#### EXTRACTED INFORMATION
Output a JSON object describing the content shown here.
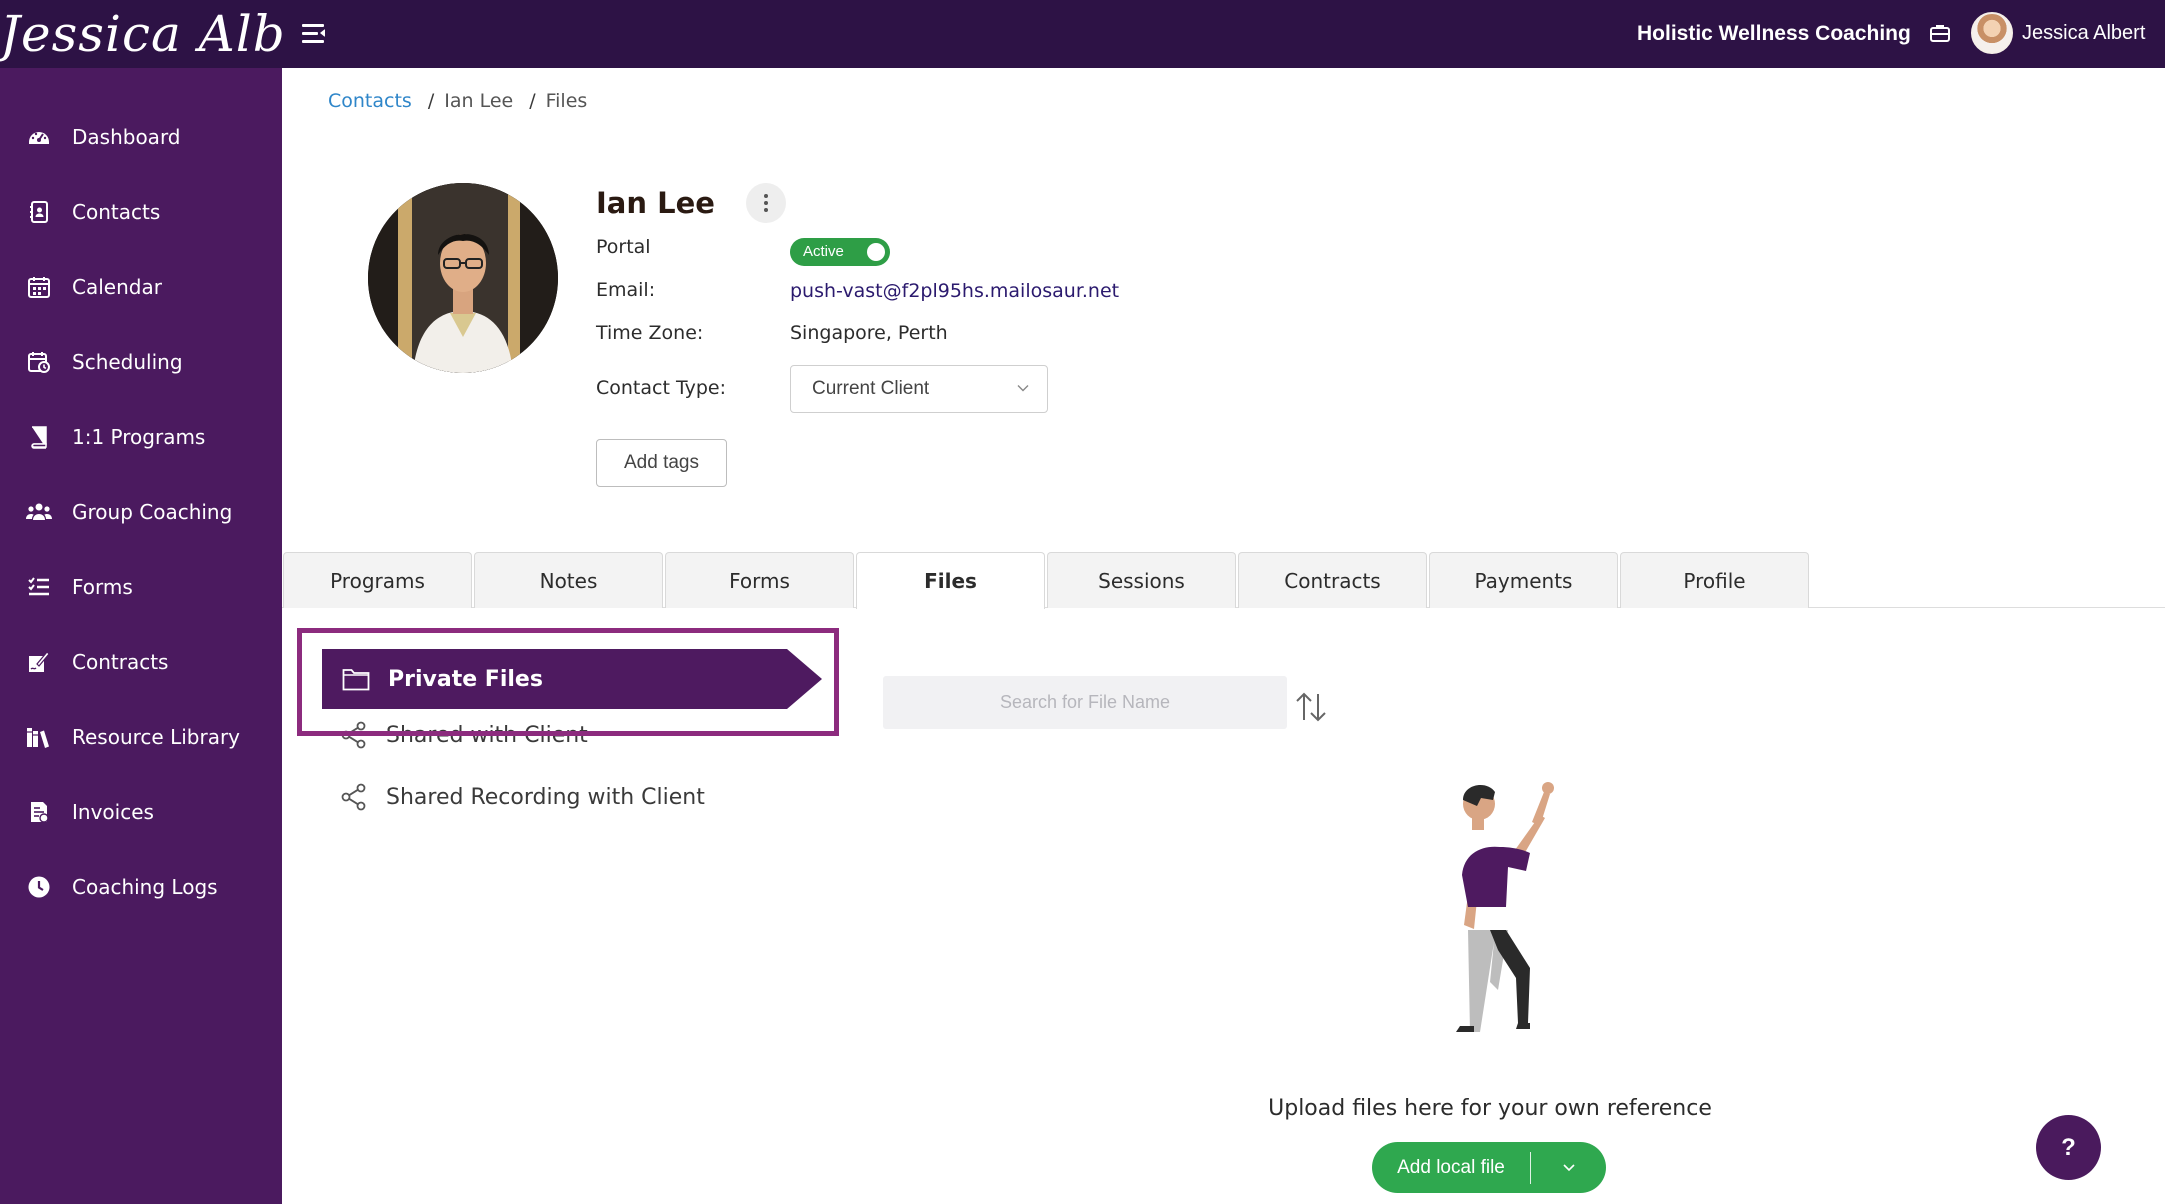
{
  "brand": {
    "logo_text": "Jessica Albert"
  },
  "header": {
    "org_name": "Holistic Wellness Coaching",
    "user_name": "Jessica Albert"
  },
  "sidebar": {
    "items": [
      {
        "label": "Dashboard",
        "icon": "dashboard-icon"
      },
      {
        "label": "Contacts",
        "icon": "contacts-icon"
      },
      {
        "label": "Calendar",
        "icon": "calendar-icon"
      },
      {
        "label": "Scheduling",
        "icon": "scheduling-icon"
      },
      {
        "label": "1:1 Programs",
        "icon": "book-icon"
      },
      {
        "label": "Group Coaching",
        "icon": "group-icon"
      },
      {
        "label": "Forms",
        "icon": "list-icon"
      },
      {
        "label": "Contracts",
        "icon": "contract-sign-icon"
      },
      {
        "label": "Resource Library",
        "icon": "library-icon"
      },
      {
        "label": "Invoices",
        "icon": "invoice-icon"
      },
      {
        "label": "Coaching Logs",
        "icon": "clock-icon"
      }
    ]
  },
  "breadcrumb": {
    "items": [
      "Contacts",
      "Ian Lee",
      "Files"
    ],
    "separator": "/"
  },
  "contact": {
    "name": "Ian Lee",
    "portal_label": "Portal",
    "portal_status": "Active",
    "email_label": "Email:",
    "email": "push-vast@f2pl95hs.mailosaur.net",
    "timezone_label": "Time Zone:",
    "timezone": "Singapore, Perth",
    "contact_type_label": "Contact Type:",
    "contact_type": "Current Client",
    "add_tags_label": "Add tags"
  },
  "tabs": [
    {
      "label": "Programs",
      "active": false
    },
    {
      "label": "Notes",
      "active": false
    },
    {
      "label": "Forms",
      "active": false
    },
    {
      "label": "Files",
      "active": true
    },
    {
      "label": "Sessions",
      "active": false
    },
    {
      "label": "Contracts",
      "active": false
    },
    {
      "label": "Payments",
      "active": false
    },
    {
      "label": "Profile",
      "active": false
    }
  ],
  "files": {
    "folders": [
      "Private Files",
      "Shared with Client",
      "Shared Recording with Client"
    ],
    "search_placeholder": "Search for File Name",
    "empty_message": "Upload files here for your own reference",
    "add_button_label": "Add local file"
  },
  "help": {
    "label": "?"
  },
  "colors": {
    "header_bg": "#2d1245",
    "sidebar_bg": "#4b1a5f",
    "accent_purple": "#4e1a60",
    "highlight_border": "#8c2b7e",
    "success_green": "#2fa84f",
    "link_blue": "#2f86c9"
  }
}
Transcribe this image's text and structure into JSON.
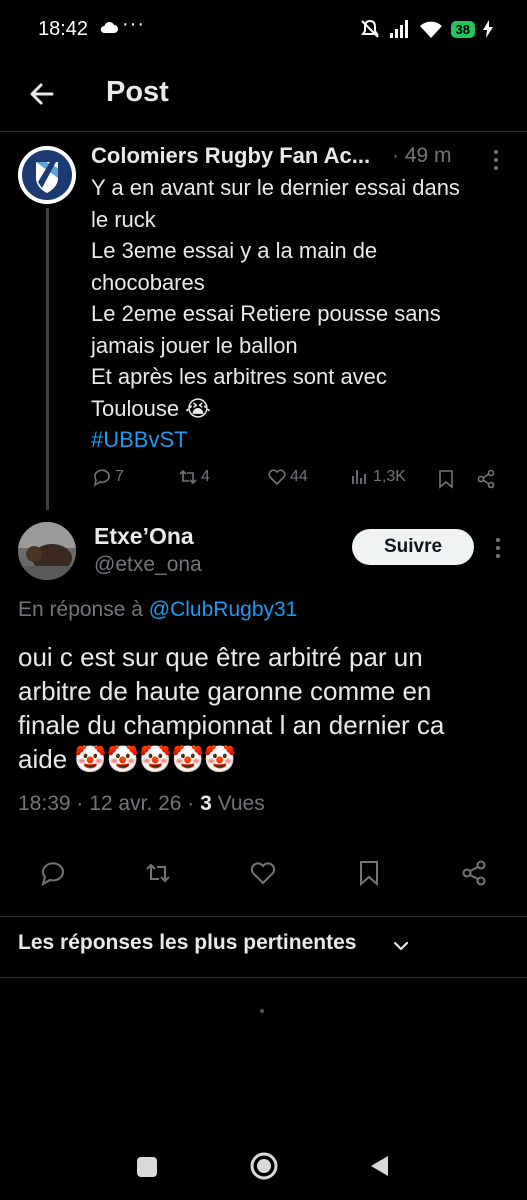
{
  "status_bar": {
    "time": "18:42",
    "dots": "···",
    "battery": "38"
  },
  "header": {
    "title": "Post"
  },
  "parent_tweet": {
    "author_name": "Colomiers Rugby Fan Ac...",
    "time_ago": "· 49 m",
    "text_lines": [
      "Y a en avant sur le dernier essai dans",
      "le ruck",
      "Le 3eme essai y a la main de",
      "chocobares",
      "Le 2eme essai Retiere pousse sans",
      "jamais jouer le ballon",
      "Et après les arbitres sont avec",
      "Toulouse 😭"
    ],
    "hashtag": "#UBBvST",
    "stats": {
      "replies": "7",
      "reposts": "4",
      "likes": "44",
      "views": "1,3K"
    }
  },
  "main_tweet": {
    "author_name": "Etxe’Ona",
    "handle": "@etxe_ona",
    "follow_label": "Suivre",
    "reply_prefix": "En réponse à",
    "reply_mention": "@ClubRugby31",
    "text_lines": [
      "oui c est sur que être arbitré par un",
      "arbitre de haute garonne comme en",
      "finale du championnat l an dernier ca",
      "aide 🤡🤡🤡🤡🤡"
    ],
    "meta_time": "18:39 · 12 avr. 26 · ",
    "meta_views_count": "3",
    "meta_views_label": " Vues"
  },
  "sort": {
    "label": "Les réponses les plus pertinentes"
  },
  "colors": {
    "background": "#000000",
    "text_primary": "#e7e9ea",
    "text_secondary": "#71767b",
    "link": "#1d9bf0",
    "divider": "#2f3336",
    "battery": "#22c55e"
  }
}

#### GIVEN REQUEST
Only a number is wanted: how many lines contain the word "Shared"?

#### ANSWER FOR THE TASK
2